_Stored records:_

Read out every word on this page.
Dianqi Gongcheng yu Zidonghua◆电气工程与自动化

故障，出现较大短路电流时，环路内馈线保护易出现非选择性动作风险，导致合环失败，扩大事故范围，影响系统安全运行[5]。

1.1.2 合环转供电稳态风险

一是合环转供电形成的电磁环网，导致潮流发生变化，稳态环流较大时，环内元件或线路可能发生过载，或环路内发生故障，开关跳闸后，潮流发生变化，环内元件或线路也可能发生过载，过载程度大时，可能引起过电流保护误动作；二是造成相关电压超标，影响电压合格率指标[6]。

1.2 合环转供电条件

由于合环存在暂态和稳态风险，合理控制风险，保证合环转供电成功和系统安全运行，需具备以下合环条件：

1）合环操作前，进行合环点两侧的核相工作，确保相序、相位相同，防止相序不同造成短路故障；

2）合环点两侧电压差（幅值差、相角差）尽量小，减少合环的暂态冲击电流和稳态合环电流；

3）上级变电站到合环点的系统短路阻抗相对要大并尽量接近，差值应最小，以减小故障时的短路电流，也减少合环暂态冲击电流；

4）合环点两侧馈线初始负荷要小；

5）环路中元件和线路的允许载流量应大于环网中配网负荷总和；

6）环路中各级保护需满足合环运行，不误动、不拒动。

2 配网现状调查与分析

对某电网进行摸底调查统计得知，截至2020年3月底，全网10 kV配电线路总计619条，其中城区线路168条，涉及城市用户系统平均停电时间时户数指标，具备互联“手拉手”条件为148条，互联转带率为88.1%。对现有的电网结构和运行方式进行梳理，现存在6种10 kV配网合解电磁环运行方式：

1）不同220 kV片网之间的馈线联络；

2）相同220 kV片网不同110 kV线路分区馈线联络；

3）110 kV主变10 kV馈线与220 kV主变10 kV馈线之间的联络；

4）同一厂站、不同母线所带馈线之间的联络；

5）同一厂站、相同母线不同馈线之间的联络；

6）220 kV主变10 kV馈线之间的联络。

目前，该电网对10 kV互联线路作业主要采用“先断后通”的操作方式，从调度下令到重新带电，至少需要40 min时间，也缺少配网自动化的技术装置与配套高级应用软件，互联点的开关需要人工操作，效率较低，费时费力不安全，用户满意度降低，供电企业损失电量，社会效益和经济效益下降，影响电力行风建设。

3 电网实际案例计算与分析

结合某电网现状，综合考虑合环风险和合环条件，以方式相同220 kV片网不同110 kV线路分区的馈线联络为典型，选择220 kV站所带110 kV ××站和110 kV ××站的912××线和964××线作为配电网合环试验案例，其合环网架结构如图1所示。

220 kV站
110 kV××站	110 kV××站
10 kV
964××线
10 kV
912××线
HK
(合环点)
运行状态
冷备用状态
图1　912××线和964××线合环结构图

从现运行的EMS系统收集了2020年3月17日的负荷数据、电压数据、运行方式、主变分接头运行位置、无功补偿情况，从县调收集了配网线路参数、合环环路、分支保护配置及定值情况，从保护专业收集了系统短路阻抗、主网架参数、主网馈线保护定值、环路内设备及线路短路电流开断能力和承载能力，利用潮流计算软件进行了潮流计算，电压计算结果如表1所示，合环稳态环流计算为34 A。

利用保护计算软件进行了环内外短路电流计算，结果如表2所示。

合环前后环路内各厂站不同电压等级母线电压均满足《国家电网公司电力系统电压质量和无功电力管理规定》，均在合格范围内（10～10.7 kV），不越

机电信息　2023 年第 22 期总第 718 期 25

_Task to carry out:_ Which lines hold the word "同一厂站"? Copy all of them.

_Finished answer:_
4）同一厂站、不同母线所带馈线之间的联络；
5）同一厂站、相同母线不同馈线之间的联络；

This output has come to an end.